== Segment start ==
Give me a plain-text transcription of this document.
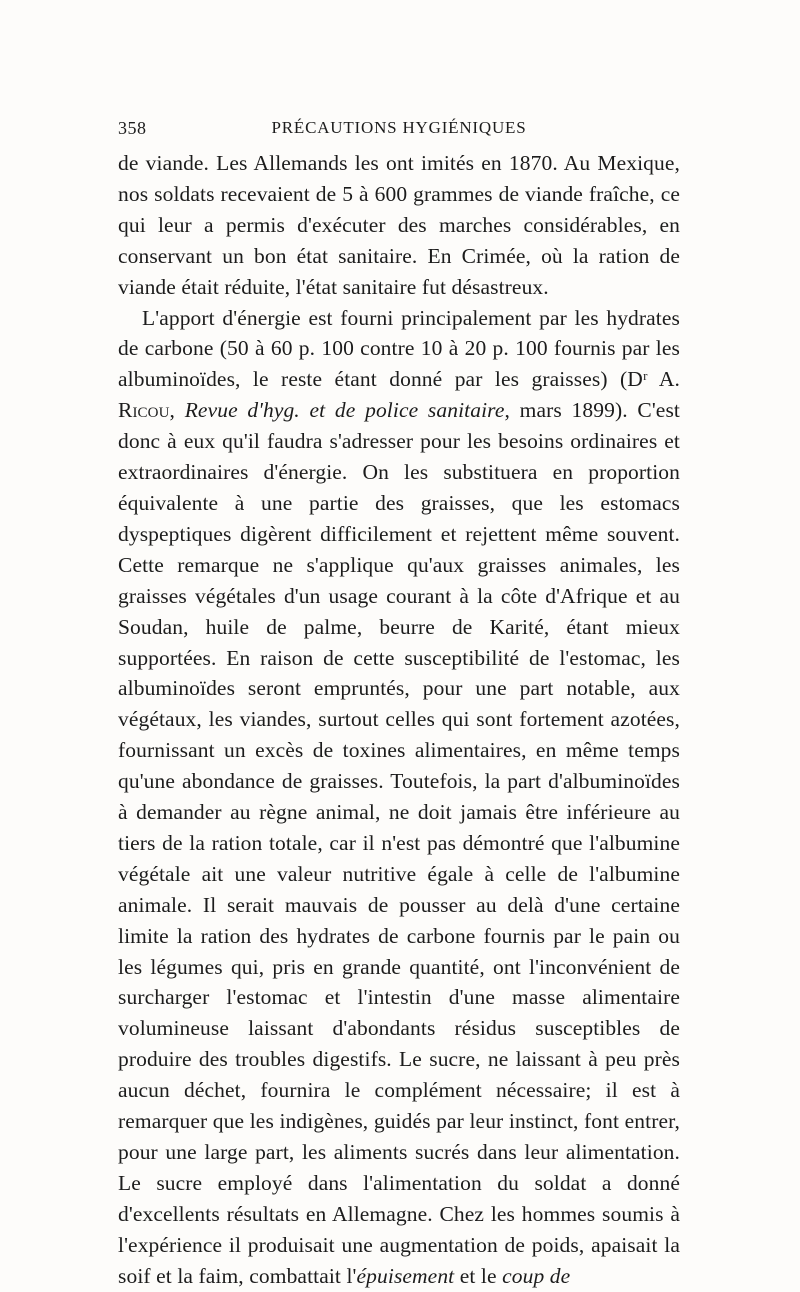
358	PRÉCAUTIONS HYGIÉNIQUES

de viande. Les Allemands les ont imités en 1870. Au Mexique, nos soldats recevaient de 5 à 600 grammes de viande fraîche, ce qui leur a permis d'exécuter des marches considérables, en conservant un bon état sanitaire. En Crimée, où la ration de viande était réduite, l'état sanitaire fut désastreux.

L'apport d'énergie est fourni principalement par les hydrates de carbone (50 à 60 p. 100 contre 10 à 20 p. 100 fournis par les albuminoïdes, le reste étant donné par les graisses) (Dʳ A. Ricou, Revue d'hyg. et de police sanitaire, mars 1899). C'est donc à eux qu'il faudra s'adresser pour les besoins ordinaires et extraordinaires d'énergie. On les substituera en proportion équivalente à une partie des graisses, que les estomacs dyspeptiques digèrent difficilement et rejettent même souvent. Cette remarque ne s'applique qu'aux graisses animales, les graisses végétales d'un usage courant à la côte d'Afrique et au Soudan, huile de palme, beurre de Karité, étant mieux supportées. En raison de cette susceptibilité de l'estomac, les albuminoïdes seront empruntés, pour une part notable, aux végétaux, les viandes, surtout celles qui sont fortement azotées, fournissant un excès de toxines alimentaires, en même temps qu'une abondance de graisses. Toutefois, la part d'albuminoïdes à demander au règne animal, ne doit jamais être inférieure au tiers de la ration totale, car il n'est pas démontré que l'albumine végétale ait une valeur nutritive égale à celle de l'albumine animale. Il serait mauvais de pousser au delà d'une certaine limite la ration des hydrates de carbone fournis par le pain ou les légumes qui, pris en grande quantité, ont l'inconvénient de surcharger l'estomac et l'intestin d'une masse alimentaire volumineuse laissant d'abondants résidus susceptibles de produire des troubles digestifs. Le sucre, ne laissant à peu près aucun déchet, fournira le complément nécessaire; il est à remarquer que les indigènes, guidés par leur instinct, font entrer, pour une large part, les aliments sucrés dans leur alimentation. Le sucre employé dans l'alimentation du soldat a donné d'excellents résultats en Allemagne. Chez les hommes soumis à l'expérience il produisait une augmentation de poids, apaisait la soif et la faim, combattait l'épuisement et le coup de
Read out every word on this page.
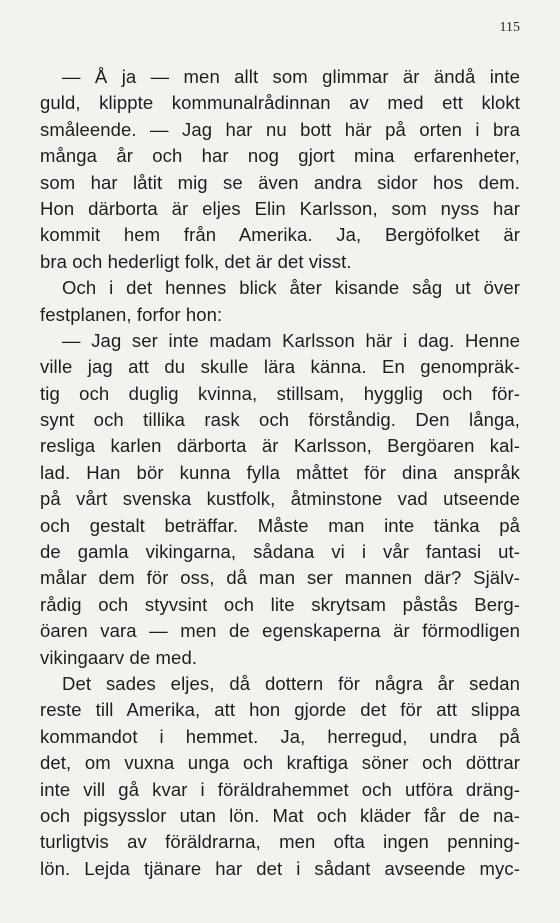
115
— Å ja — men allt som glimmar är ändå inte
guld, klippte kommunalrådinnan av med ett klokt
småleende. — Jag har nu bott här på orten i bra
många år och har nog gjort mina erfarenheter,
som har låtit mig se även andra sidor hos dem.
Hon därborta är eljes Elin Karlsson, som nyss har
kommit hem från Amerika. Ja, Bergöfolket är
bra och hederligt folk, det är det visst.
Och i det hennes blick åter kisande såg ut över
festplanen, forfor hon:
— Jag ser inte madam Karlsson här i dag. Henne
ville jag att du skulle lära känna. En genompräk-
tig och duglig kvinna, stillsam, hygglig och för-
synt och tillika rask och förståndig. Den långa,
resliga karlen därborta är Karlsson, Bergöaren kal-
lad. Han bör kunna fylla måttet för dina anspråk
på vårt svenska kustfolk, åtminstone vad utseende
och gestalt beträffar. Måste man inte tänka på
de gamla vikingarna, sådana vi i vår fantasi ut-
målar dem för oss, då man ser mannen där? Själv-
rådig och styvsint och lite skrytsam påstås Berg-
öaren vara — men de egenskaperna är förmodligen
vikingaarv de med.
Det sades eljes, då dottern för några år sedan
reste till Amerika, att hon gjorde det för att slippa
kommandot i hemmet. Ja, herregud, undra på
det, om vuxna unga och kraftiga söner och döttrar
inte vill gå kvar i föräldrahemmet och utföra dräng-
och pigsysslor utan lön. Mat och kläder får de na-
turligtvis av föräldrarna, men ofta ingen penning-
lön. Lejda tjänare har det i sådant avseende myc-
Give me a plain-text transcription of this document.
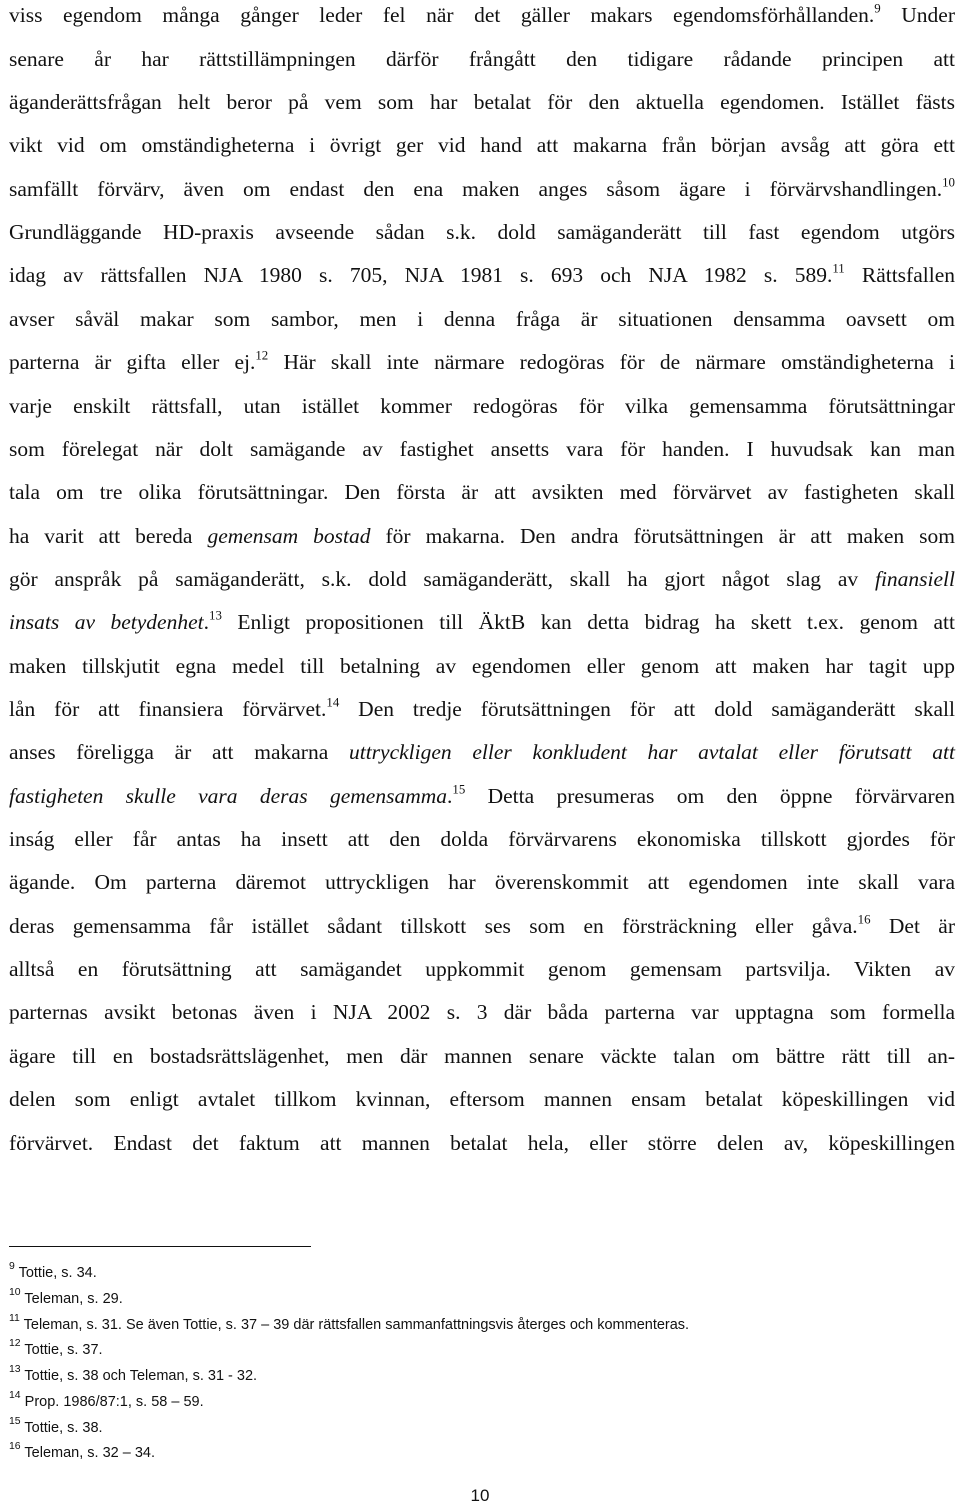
viss egendom många gånger leder fel när det gäller makars egendomsförhållanden.$^9$ Under
senare år har rättstillämpningen därför frångått den tidigare rådande principen att
äganderättsfrågan helt beror på vem som har betalat för den aktuella egendomen. Istället fästs
vikt vid om omständigheterna i övrigt ger vid hand att makarna från början avsåg att göra ett
samfällt förvärv, även om endast den ena maken anges såsom ägare i förvärvshandlingen.$^{10}$
Grundläggande HD-praxis avseende sådan s.k. dold samäganderätt till fast egendom utgörs
idag av rättsfallen NJA 1980 s. 705, NJA 1981 s. 693 och NJA 1982 s. 589.11 Rättsfallen
avser såväl makar som sambor, men i denna fråga är situationen densamma oavsett om
parterna är gifta eller ej.$^{12}$ Här skall inte närmare redogöras för de närmare omständigheterna i
varje enskilt rättsfall, utan istället kommer redogöras för vilka gemensamma förutsättningar
som förelegat när dolt samägande av fastighet ansetts vara för handen. I huvudsak kan man
tala om tre olika förutsättningar. Den första är att avsikten med förvärvet av fastigheten skall
ha varit att bereda gemensam bostad för makarna. Den andra förutsättningen är att maken som
gör anspråk på samäganderätt, s.k. dold samäganderätt, skall ha gjort något slag av finansiell
insats av betydenhet.$^{13}$ Enligt propositionen till ÄktB kan detta bidrag ha skett t.ex. genom att
maken tillskjutit egna medel till betalning av egendomen eller genom att maken har tagit upp
lån för att finansiera förvärvet.$^{14}$ Den tredje förutsättningen för att dold samäganderätt skall
anses föreligga är att makarna uttryckligen eller konkludent har avtalat eller förutsatt att
fastigheten skulle vara deras gemensamma.$^{15}$ Detta presumeras om den öppne förvärvaren
inság eller får antas ha insett att den dolda förvärvarens ekonomiska tillskott gjordes för
ägande. Om parterna däremot uttryckligen har överenskommit att egendomen inte skall vara
deras gemensamma får istället sådant tillskott ses som en försträckning eller gåva.$^{16}$ Det är
alltså en förutsättning att samägandet uppkommit genom gemensam partsvilja. Vikten av
parternas avsikt betonas även i NJA 2002 s. 3 där båda parterna var upptagna som formella
ägare till en bostadsrättslägenhet, men där mannen senare väckte talan om bättre rätt till an-
delen som enligt avtalet tillkom kvinnan, eftersom mannen ensam betalat köpeskillingen vid
förvärvet. Endast det faktum att mannen betalat hela, eller större delen av, köpeskillingen
$^9$ Tottie, s. 34.
$^{10}$ Teleman, s. 29.
$^{11}$ Teleman, s. 31. Se även Tottie, s. 37 – 39 där rättsfallen sammanfattningsvis återges och kommenteras.
$^{12}$ Tottie, s. 37.
$^{13}$ Tottie, s. 38 och Teleman, s. 31 - 32.
$^{14}$ Prop. 1986/87:1, s. 58 – 59.
$^{15}$ Tottie, s. 38.
$^{16}$ Teleman, s. 32 – 34.
10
== Segment end ==
> [Exercise directions] Retrieve all lines from the data that contain the string "senare".

> [Answer to the exercise]
senare år har rättstillämpningen därför frångått den tidigare rådande principen att
ägare till en bostadsrättslägenhet, men där mannen senare väckte talan om bättre rätt till an-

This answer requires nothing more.